WRITTEN TASK
Count every line in the data below where "name" occurs, then state that number and nothing more.

[Stored data entries]
★ ★ ★
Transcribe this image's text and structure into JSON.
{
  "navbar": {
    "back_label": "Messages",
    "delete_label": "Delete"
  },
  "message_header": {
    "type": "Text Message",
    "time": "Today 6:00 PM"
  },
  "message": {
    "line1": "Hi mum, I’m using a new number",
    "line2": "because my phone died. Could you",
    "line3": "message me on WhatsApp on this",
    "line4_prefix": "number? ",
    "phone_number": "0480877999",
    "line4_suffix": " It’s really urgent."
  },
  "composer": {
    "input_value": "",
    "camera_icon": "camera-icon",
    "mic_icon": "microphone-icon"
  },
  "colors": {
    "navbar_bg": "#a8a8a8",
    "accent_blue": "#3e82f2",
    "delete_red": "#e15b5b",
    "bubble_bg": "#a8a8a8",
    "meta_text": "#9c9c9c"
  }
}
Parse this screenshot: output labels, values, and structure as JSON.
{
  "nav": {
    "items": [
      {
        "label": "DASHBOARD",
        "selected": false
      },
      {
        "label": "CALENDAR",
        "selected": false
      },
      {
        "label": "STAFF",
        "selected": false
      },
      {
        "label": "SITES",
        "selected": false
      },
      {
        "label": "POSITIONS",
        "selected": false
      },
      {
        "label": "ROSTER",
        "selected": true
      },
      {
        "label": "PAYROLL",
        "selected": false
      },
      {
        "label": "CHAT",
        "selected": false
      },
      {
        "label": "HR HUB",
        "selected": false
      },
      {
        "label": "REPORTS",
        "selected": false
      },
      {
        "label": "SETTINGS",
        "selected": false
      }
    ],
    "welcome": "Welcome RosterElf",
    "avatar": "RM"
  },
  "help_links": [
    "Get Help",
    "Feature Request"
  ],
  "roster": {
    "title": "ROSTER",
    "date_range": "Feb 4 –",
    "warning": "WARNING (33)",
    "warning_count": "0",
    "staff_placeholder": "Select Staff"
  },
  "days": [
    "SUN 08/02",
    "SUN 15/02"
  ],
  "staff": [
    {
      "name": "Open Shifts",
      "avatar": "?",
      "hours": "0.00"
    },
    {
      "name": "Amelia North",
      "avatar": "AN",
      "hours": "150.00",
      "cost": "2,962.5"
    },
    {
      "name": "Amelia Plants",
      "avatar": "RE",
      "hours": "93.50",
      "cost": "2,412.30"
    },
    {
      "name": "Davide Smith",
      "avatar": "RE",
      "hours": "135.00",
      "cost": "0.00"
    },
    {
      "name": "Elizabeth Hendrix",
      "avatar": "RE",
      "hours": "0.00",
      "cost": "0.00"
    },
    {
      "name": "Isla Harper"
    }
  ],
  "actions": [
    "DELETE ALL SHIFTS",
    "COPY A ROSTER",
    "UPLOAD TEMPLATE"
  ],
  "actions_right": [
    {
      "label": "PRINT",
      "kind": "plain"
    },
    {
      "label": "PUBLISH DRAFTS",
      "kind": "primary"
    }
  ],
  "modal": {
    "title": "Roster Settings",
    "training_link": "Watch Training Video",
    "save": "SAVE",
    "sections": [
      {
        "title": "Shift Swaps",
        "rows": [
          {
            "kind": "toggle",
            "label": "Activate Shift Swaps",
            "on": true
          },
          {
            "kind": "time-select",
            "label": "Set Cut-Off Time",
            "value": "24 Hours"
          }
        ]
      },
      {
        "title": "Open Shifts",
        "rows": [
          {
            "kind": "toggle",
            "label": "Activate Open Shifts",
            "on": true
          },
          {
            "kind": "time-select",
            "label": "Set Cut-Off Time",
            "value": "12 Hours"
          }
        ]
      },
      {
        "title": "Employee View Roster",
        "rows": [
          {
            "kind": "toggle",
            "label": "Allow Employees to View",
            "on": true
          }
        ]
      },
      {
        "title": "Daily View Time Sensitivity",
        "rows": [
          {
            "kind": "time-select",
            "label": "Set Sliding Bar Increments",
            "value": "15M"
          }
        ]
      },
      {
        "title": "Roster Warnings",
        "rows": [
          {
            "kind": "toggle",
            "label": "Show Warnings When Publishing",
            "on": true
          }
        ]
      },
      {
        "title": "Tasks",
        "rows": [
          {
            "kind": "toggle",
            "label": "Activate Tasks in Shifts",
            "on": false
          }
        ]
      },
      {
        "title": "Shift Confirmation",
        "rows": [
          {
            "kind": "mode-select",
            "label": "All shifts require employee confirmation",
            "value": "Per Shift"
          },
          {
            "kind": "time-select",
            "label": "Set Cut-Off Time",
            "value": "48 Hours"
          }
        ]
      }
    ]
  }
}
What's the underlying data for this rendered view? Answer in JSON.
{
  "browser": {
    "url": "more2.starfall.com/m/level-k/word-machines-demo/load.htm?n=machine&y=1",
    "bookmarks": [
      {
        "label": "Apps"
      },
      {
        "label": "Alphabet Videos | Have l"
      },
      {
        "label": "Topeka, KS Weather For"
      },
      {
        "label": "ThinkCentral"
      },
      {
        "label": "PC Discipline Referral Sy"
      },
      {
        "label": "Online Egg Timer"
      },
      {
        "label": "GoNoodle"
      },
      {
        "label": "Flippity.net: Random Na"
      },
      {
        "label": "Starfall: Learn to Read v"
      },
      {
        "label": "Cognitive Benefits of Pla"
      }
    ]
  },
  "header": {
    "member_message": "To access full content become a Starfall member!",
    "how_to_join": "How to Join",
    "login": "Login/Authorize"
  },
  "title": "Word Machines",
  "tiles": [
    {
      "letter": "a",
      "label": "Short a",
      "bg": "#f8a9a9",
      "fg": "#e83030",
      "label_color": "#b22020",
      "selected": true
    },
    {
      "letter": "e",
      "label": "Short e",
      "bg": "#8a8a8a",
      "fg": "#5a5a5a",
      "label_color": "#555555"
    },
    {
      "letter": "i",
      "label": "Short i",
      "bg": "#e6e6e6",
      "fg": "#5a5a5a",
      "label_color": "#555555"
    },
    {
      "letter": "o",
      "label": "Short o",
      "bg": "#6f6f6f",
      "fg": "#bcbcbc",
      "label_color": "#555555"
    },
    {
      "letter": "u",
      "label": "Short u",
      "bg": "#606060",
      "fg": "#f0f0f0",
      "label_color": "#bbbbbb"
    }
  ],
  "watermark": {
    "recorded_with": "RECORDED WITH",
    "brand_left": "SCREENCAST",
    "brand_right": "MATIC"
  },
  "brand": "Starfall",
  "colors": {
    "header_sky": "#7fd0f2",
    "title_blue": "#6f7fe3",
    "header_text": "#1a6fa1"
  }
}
★ ★ ★
TASK RESULT
6